Records showing where elements appear:
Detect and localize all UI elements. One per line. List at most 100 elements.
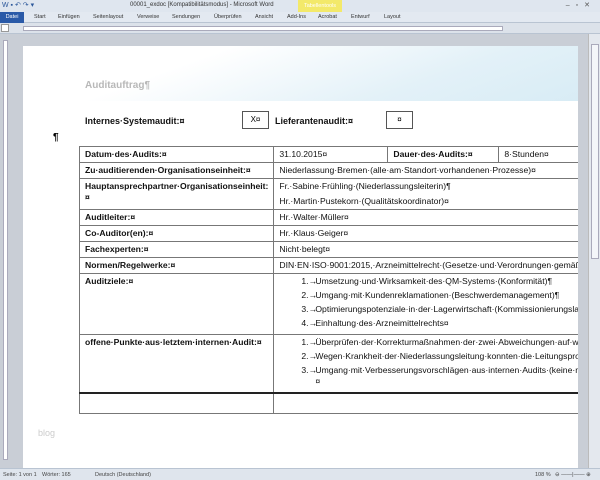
list-text: Wegen·Krankheit·der·Niederlassungsleitun… — [315, 351, 578, 361]
table-row: Hauptansprechpartner·Organisationseinhei… — [78, 178, 578, 210]
list-number: 2.→ — [301, 351, 318, 361]
ruler-bar[interactable] — [23, 26, 503, 31]
tab-review[interactable]: Überprüfen — [214, 14, 242, 20]
tab-layout[interactable]: Layout — [384, 14, 401, 20]
scrollbar-thumb[interactable] — [591, 44, 599, 259]
supplier-audit-checkbox[interactable]: ¤ — [386, 111, 413, 129]
table-row: Auditleiter:¤ Hr.·Walter·Müller¤ — [78, 209, 578, 226]
cell-label[interactable]: Fachexperten:¤ — [78, 241, 275, 258]
cell-text: Hr.·Martin·Pustekorn·(Qualitätskoordinat… — [279, 196, 449, 206]
list-text: Einhaltung·des·Arzneimittelrechts¤ — [315, 318, 449, 328]
tab-design[interactable]: Entwurf — [351, 14, 370, 20]
cell-value[interactable]: Hr.·Walter·Müller¤ — [273, 209, 578, 226]
cell-text: Nicht·belegt¤ — [279, 244, 331, 254]
list-item: 3.→ Umgang·mit·Verbesserungsvorschlägen·a… — [301, 365, 578, 387]
cell-value[interactable]: DIN·EN·ISO·9001:2015,·Arzneimittelrecht·… — [273, 257, 578, 274]
cell-label[interactable]: Co-Auditor(en):¤ — [78, 225, 275, 242]
tab-addins[interactable]: Add-Ins — [287, 14, 306, 20]
list-item: 3.→ Optimierungspotenziale·in·der·Lagerwi… — [301, 304, 578, 315]
table-row: Zu·auditierenden·Organisationseinheit:¤ N… — [78, 162, 578, 179]
tab-acrobat[interactable]: Acrobat — [318, 14, 337, 20]
cell-value[interactable] — [273, 392, 578, 414]
list-item: 1.→ Überprüfen·der·Korrekturmaßnahmen·der… — [301, 337, 578, 348]
watermark: blog — [38, 428, 56, 438]
cell-label[interactable] — [78, 392, 275, 414]
vertical-scrollbar[interactable] — [588, 34, 600, 468]
cell-label[interactable]: Normen/Regelwerke:¤ — [78, 257, 275, 274]
list-item: 1.→ Umsetzung·und·Wirksamkeit·des·QM-Syst… — [301, 276, 578, 287]
goals-list: 1.→ Umsetzung·und·Wirksamkeit·des·QM-Syst… — [279, 276, 578, 329]
zoom-slider[interactable]: ⊖ ——|—— ⊕ — [555, 472, 591, 478]
list-item: 2.→ Wegen·Krankheit·der·Niederlassungslei… — [301, 351, 578, 362]
word-count[interactable]: Wörter: 165 — [42, 472, 71, 478]
vertical-ruler[interactable] — [3, 40, 8, 460]
window-controls[interactable]: –▫✕ — [566, 1, 596, 9]
list-number: 1.→ — [301, 276, 318, 286]
tab-start[interactable]: Start — [34, 14, 46, 20]
internal-audit-checkbox[interactable]: X¤ — [242, 111, 269, 129]
audit-table: Datum·des·Audits:¤ 31.10.2015¤ Dauer·des… — [78, 146, 578, 414]
tab-references[interactable]: Verweise — [137, 14, 159, 20]
paragraph-mark: ¶ — [53, 132, 59, 143]
list-number: 1.→ — [301, 337, 318, 347]
list-text: Überprüfen·der·Korrekturmaßnahmen·der·zw… — [315, 337, 578, 347]
header-band — [23, 46, 578, 101]
cell-value[interactable]: Hr.·Klaus·Geiger¤ — [273, 225, 578, 242]
list-item: 4.→ Einhaltung·des·Arzneimittelrechts¤ — [301, 318, 578, 329]
cell-text: Fr.·Sabine·Frühling·(Niederlassungsleite… — [279, 181, 451, 191]
horizontal-ruler[interactable] — [0, 23, 600, 34]
cell-text: Niederlassung·Bremen·(alle·am·Standort·v… — [279, 165, 536, 175]
open-points-list: 1.→ Überprüfen·der·Korrekturmaßnahmen·der… — [279, 337, 578, 387]
table-row: Auditziele:¤ 1.→ Umsetzung·und·Wirksamkei… — [78, 273, 578, 335]
window-title: 00001_exdoc [Kompatibilitätsmodus] - Mic… — [130, 2, 274, 8]
table-row: Fachexperten:¤ Nicht·belegt¤ — [78, 241, 578, 258]
quick-access-toolbar[interactable]: W ▪ ↶ ↷ ▾ — [2, 1, 34, 9]
document-heading: Auditauftrag¶ — [85, 80, 150, 91]
cell-text: Hr.·Walter·Müller¤ — [279, 212, 349, 222]
zoom-level[interactable]: 108 % — [535, 472, 551, 478]
cell-value[interactable]: 1.→ Umsetzung·und·Wirksamkeit·des·QM-Syst… — [273, 273, 578, 335]
tab-selector[interactable] — [1, 24, 9, 32]
cell-text: DIN·EN·ISO·9001:2015,·Arzneimittelrecht·… — [279, 260, 578, 270]
list-text: Optimierungspotenziale·in·der·Lagerwirts… — [315, 304, 578, 314]
ribbon-tabs: Datei Start Einfügen Seitenlayout Verwei… — [0, 12, 600, 23]
table-row — [78, 392, 578, 414]
cell-value[interactable]: Fr.·Sabine·Frühling·(Niederlassungsleite… — [273, 178, 578, 210]
list-text: Umsetzung·und·Wirksamkeit·des·QM-Systems… — [315, 276, 553, 286]
cell-label[interactable]: Dauer·des·Audits:¤ — [387, 146, 500, 163]
document-page[interactable]: Auditauftrag¶ Internes·Systemaudit:¤ X¤ … — [23, 46, 578, 476]
tab-view[interactable]: Ansicht — [255, 14, 273, 20]
status-bar: Seite: 1 von 1 Wörter: 165 Deutsch (Deut… — [0, 468, 600, 480]
page-count[interactable]: Seite: 1 von 1 — [3, 472, 37, 478]
cell-value[interactable]: 1.→ Überprüfen·der·Korrekturmaßnahmen·der… — [273, 334, 578, 394]
internal-audit-label: Internes·Systemaudit:¤ — [85, 116, 185, 126]
table-row: Datum·des·Audits:¤ 31.10.2015¤ Dauer·des… — [78, 146, 578, 163]
list-text: Umgang·mit·Verbesserungsvorschlägen·aus·… — [315, 365, 578, 386]
list-number: 3.→ — [301, 304, 318, 314]
cell-label[interactable]: Zu·auditierenden·Organisationseinheit:¤ — [78, 162, 275, 179]
cell-value[interactable]: Niederlassung·Bremen·(alle·am·Standort·v… — [273, 162, 578, 179]
cell-label[interactable]: Datum·des·Audits:¤ — [78, 146, 275, 163]
cell-value[interactable]: Nicht·belegt¤ — [273, 241, 578, 258]
tab-insert[interactable]: Einfügen — [58, 14, 80, 20]
cell-label[interactable]: Auditleiter:¤ — [78, 209, 275, 226]
table-row: Co-Auditor(en):¤ Hr.·Klaus·Geiger¤ — [78, 225, 578, 242]
tab-mailings[interactable]: Sendungen — [172, 14, 200, 20]
title-bar: W ▪ ↶ ↷ ▾ 00001_exdoc [Kompatibilitätsmo… — [0, 0, 600, 12]
cell-value[interactable]: 31.10.2015¤ — [273, 146, 389, 163]
cell-label[interactable]: Auditziele:¤ — [78, 273, 275, 335]
table-row: Normen/Regelwerke:¤ DIN·EN·ISO·9001:2015,… — [78, 257, 578, 274]
language[interactable]: Deutsch (Deutschland) — [95, 472, 151, 478]
list-number: 4.→ — [301, 318, 318, 328]
cell-value[interactable]: 8·Stunden¤ — [498, 146, 578, 163]
list-number: 2.→ — [301, 290, 318, 300]
cell-text: Hr.·Klaus·Geiger¤ — [279, 228, 349, 238]
context-tab-label: Tabellentools — [298, 0, 342, 12]
table-row: offene·Punkte·aus·letztem·internen·Audit… — [78, 334, 578, 394]
list-item: 2.→ Umgang·mit·Kundenreklamationen·(Besch… — [301, 290, 578, 301]
cell-label[interactable]: Hauptansprechpartner·Organisationseinhei… — [78, 178, 275, 210]
cell-label[interactable]: offene·Punkte·aus·letztem·internen·Audit… — [78, 334, 275, 394]
tab-file[interactable]: Datei — [0, 12, 24, 23]
list-text: Umgang·mit·Kundenreklamationen·(Beschwer… — [315, 290, 560, 300]
tab-page-layout[interactable]: Seitenlayout — [93, 14, 123, 20]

#### [Directions for this task]
Update the lines starting at the one that has "list-text: Wegen·Krankheit·der·Niederlassungsleitun… —" and stopping after the one that has "zoom-slider[interactable]: ⊖ ——|——": replace "interactable" with "clickable" and leave everything else unchanged. Give only those lines.

#### [Written solution]
list-text: Wegen·Krankheit·der·Niederlassungsleitun… — [315, 351, 578, 361]
table-row: Hauptansprechpartner·Organisationseinhei… — [78, 178, 578, 210]
list-number: 2.→ — [301, 351, 318, 361]
ruler-bar[clickable] — [23, 26, 503, 31]
tab-review[clickable]: Überprüfen — [214, 14, 242, 20]
tab-layout[clickable]: Layout — [384, 14, 401, 20]
scrollbar-thumb[clickable] — [591, 44, 599, 259]
supplier-audit-checkbox[clickable]: ¤ — [386, 111, 413, 129]
table-row: Auditleiter:¤ Hr.·Walter·Müller¤ — [78, 209, 578, 226]
cell-label[clickable]: Fachexperten:¤ — [78, 241, 275, 258]
cell-text: Hr.·Martin·Pustekorn·(Qualitätskoordinat… — [279, 196, 449, 206]
list-text: Einhaltung·des·Arzneimittelrechts¤ — [315, 318, 449, 328]
tab-design[clickable]: Entwurf — [351, 14, 370, 20]
cell-value[clickable]: Hr.·Walter·Müller¤ — [273, 209, 578, 226]
cell-text: Nicht·belegt¤ — [279, 244, 331, 254]
list-item: 3.→ Umgang·mit·Verbesserungsvorschlägen·a… — [301, 365, 578, 387]
cell-value[clickable]: DIN·EN·ISO·9001:2015,·Arzneimittelrecht·… — [273, 257, 578, 274]
cell-label[clickable]: Co-Auditor(en):¤ — [78, 225, 275, 242]
tab-addins[clickable]: Add-Ins — [287, 14, 306, 20]
list-item: 3.→ Optimierungspotenziale·in·der·Lagerwi… — [301, 304, 578, 315]
table-row: Zu·auditierenden·Organisationseinheit:¤ N… — [78, 162, 578, 179]
tab-acrobat[clickable]: Acrobat — [318, 14, 337, 20]
cell-value[clickable] — [273, 392, 578, 414]
list-item: 1.→ Überprüfen·der·Korrekturmaßnahmen·der… — [301, 337, 578, 348]
watermark: blog — [38, 428, 56, 438]
cell-label[clickable] — [78, 392, 275, 414]
vertical-scrollbar[clickable] — [588, 34, 600, 468]
cell-label[clickable]: Normen/Regelwerke:¤ — [78, 257, 275, 274]
list-item: 1.→ Umsetzung·und·Wirksamkeit·des·QM-Syst… — [301, 276, 578, 287]
goals-list: 1.→ Umsetzung·und·Wirksamkeit·des·QM-Syst… — [279, 276, 578, 329]
zoom-slider[clickable]: ⊖ ——|—— ⊕ — [555, 472, 591, 478]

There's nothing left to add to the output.